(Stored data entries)

----------------

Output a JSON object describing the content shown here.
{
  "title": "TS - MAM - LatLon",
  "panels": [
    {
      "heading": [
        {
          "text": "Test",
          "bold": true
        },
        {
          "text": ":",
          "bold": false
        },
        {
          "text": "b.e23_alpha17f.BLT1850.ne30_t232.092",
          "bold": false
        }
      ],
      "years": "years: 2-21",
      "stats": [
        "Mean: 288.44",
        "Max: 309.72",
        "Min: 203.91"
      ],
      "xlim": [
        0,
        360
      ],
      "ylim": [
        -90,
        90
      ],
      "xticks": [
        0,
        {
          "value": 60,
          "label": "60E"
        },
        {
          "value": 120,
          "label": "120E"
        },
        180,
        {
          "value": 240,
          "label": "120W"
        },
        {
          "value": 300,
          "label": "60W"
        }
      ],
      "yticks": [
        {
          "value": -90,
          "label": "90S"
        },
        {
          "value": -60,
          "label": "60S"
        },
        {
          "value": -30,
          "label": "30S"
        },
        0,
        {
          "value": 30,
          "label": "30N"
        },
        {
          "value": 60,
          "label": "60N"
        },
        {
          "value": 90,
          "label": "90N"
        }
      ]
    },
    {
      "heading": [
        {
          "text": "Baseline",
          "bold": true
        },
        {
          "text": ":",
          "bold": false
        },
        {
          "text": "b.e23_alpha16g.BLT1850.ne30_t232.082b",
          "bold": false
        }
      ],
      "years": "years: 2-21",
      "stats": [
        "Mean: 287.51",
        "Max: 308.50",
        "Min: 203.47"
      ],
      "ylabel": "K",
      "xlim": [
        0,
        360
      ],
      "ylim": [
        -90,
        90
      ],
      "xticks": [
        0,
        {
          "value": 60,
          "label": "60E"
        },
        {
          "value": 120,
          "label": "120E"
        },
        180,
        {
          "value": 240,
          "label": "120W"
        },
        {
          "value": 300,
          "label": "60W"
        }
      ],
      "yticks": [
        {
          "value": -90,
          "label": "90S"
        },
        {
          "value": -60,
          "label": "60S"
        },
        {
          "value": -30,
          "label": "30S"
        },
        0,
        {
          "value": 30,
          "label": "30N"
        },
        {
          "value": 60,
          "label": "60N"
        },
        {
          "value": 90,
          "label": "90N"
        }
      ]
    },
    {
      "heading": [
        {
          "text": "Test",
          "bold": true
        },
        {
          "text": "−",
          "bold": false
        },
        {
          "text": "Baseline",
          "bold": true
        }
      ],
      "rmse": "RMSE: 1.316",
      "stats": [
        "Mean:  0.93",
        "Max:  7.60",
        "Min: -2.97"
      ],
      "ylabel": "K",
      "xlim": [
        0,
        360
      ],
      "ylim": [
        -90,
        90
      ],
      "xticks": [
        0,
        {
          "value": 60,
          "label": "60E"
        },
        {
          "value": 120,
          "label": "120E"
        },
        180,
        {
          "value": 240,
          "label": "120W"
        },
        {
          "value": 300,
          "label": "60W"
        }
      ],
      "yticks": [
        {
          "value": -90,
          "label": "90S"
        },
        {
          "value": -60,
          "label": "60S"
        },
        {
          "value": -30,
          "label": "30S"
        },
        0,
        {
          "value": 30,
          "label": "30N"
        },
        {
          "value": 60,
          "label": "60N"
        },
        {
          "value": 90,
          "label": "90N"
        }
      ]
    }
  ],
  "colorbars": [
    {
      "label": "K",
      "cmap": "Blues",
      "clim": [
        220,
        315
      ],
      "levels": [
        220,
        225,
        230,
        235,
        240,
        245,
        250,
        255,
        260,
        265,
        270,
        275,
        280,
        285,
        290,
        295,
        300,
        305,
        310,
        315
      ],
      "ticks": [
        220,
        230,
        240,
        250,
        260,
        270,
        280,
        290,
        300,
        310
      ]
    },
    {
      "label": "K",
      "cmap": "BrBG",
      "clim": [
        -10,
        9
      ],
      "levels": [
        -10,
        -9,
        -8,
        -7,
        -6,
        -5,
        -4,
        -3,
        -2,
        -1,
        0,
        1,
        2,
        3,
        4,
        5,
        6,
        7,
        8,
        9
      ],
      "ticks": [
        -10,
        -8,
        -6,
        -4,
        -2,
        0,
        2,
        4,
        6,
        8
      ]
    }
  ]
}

----------------

- **Given task**
Nothing may be left out: return each entry exactly as it reads.

- **Output for this exercise**
Output a JSON object describing the content shown here.
{
  "title": "TS - MAM - LatLon",
  "panels": [
    {
      "heading": [
        {
          "text": "Test",
          "bold": true
        },
        {
          "text": ":",
          "bold": false
        },
        {
          "text": "b.e23_alpha17f.BLT1850.ne30_t232.092",
          "bold": false
        }
      ],
      "years": "years: 2-21",
      "stats": [
        "Mean: 288.44",
        "Max: 309.72",
        "Min: 203.91"
      ],
      "xlim": [
        0,
        360
      ],
      "ylim": [
        -90,
        90
      ],
      "xticks": [
        0,
        {
          "value": 60,
          "label": "60E"
        },
        {
          "value": 120,
          "label": "120E"
        },
        180,
        {
          "value": 240,
          "label": "120W"
        },
        {
          "value": 300,
          "label": "60W"
        }
      ],
      "yticks": [
        {
          "value": -90,
          "label": "90S"
        },
        {
          "value": -60,
          "label": "60S"
        },
        {
          "value": -30,
          "label": "30S"
        },
        0,
        {
          "value": 30,
          "label": "30N"
        },
        {
          "value": 60,
          "label": "60N"
        },
        {
          "value": 90,
          "label": "90N"
        }
      ]
    },
    {
      "heading": [
        {
          "text": "Baseline",
          "bold": true
        },
        {
          "text": ":",
          "bold": false
        },
        {
          "text": "b.e23_alpha16g.BLT1850.ne30_t232.082b",
          "bold": false
        }
      ],
      "years": "years: 2-21",
      "stats": [
        "Mean: 287.51",
        "Max: 308.50",
        "Min: 203.47"
      ],
      "ylabel": "K",
      "xlim": [
        0,
        360
      ],
      "ylim": [
        -90,
        90
      ],
      "xticks": [
        0,
        {
          "value": 60,
          "label": "60E"
        },
        {
          "value": 120,
          "label": "120E"
        },
        180,
        {
          "value": 240,
          "label": "120W"
        },
        {
          "value": 300,
          "label": "60W"
        }
      ],
      "yticks": [
        {
          "value": -90,
          "label": "90S"
        },
        {
          "value": -60,
          "label": "60S"
        },
        {
          "value": -30,
          "label": "30S"
        },
        0,
        {
          "value": 30,
          "label": "30N"
        },
        {
          "value": 60,
          "label": "60N"
        },
        {
          "value": 90,
          "label": "90N"
        }
      ]
    },
    {
      "heading": [
        {
          "text": "Test",
          "bold": true
        },
        {
          "text": "−",
          "bold": false
        },
        {
          "text": "Baseline",
          "bold": true
        }
      ],
      "rmse": "RMSE: 1.316",
      "stats": [
        "Mean:  0.93",
        "Max:  7.60",
        "Min: -2.97"
      ],
      "ylabel": "K",
      "xlim": [
        0,
        360
      ],
      "ylim": [
        -90,
        90
      ],
      "xticks": [
        0,
        {
          "value": 60,
          "label": "60E"
        },
        {
          "value": 120,
          "label": "120E"
        },
        180,
        {
          "value": 240,
          "label": "120W"
        },
        {
          "value": 300,
          "label": "60W"
        }
      ],
      "yticks": [
        {
          "value": -90,
          "label": "90S"
        },
        {
          "value": -60,
          "label": "60S"
        },
        {
          "value": -30,
          "label": "30S"
        },
        0,
        {
          "value": 30,
          "label": "30N"
        },
        {
          "value": 60,
          "label": "60N"
        },
        {
          "value": 90,
          "label": "90N"
        }
      ]
    }
  ],
  "colorbars": [
    {
      "label": "K",
      "cmap": "Blues",
      "clim": [
        220,
        315
      ],
      "levels": [
        220,
        225,
        230,
        235,
        240,
        245,
        250,
        255,
        260,
        265,
        270,
        275,
        280,
        285,
        290,
        295,
        300,
        305,
        310,
        315
      ],
      "ticks": [
        220,
        230,
        240,
        250,
        260,
        270,
        280,
        290,
        300,
        310
      ]
    },
    {
      "label": "K",
      "cmap": "BrBG",
      "clim": [
        -10,
        9
      ],
      "levels": [
        -10,
        -9,
        -8,
        -7,
        -6,
        -5,
        -4,
        -3,
        -2,
        -1,
        0,
        1,
        2,
        3,
        4,
        5,
        6,
        7,
        8,
        9
      ],
      "ticks": [
        -10,
        -8,
        -6,
        -4,
        -2,
        0,
        2,
        4,
        6,
        8
      ]
    }
  ]
}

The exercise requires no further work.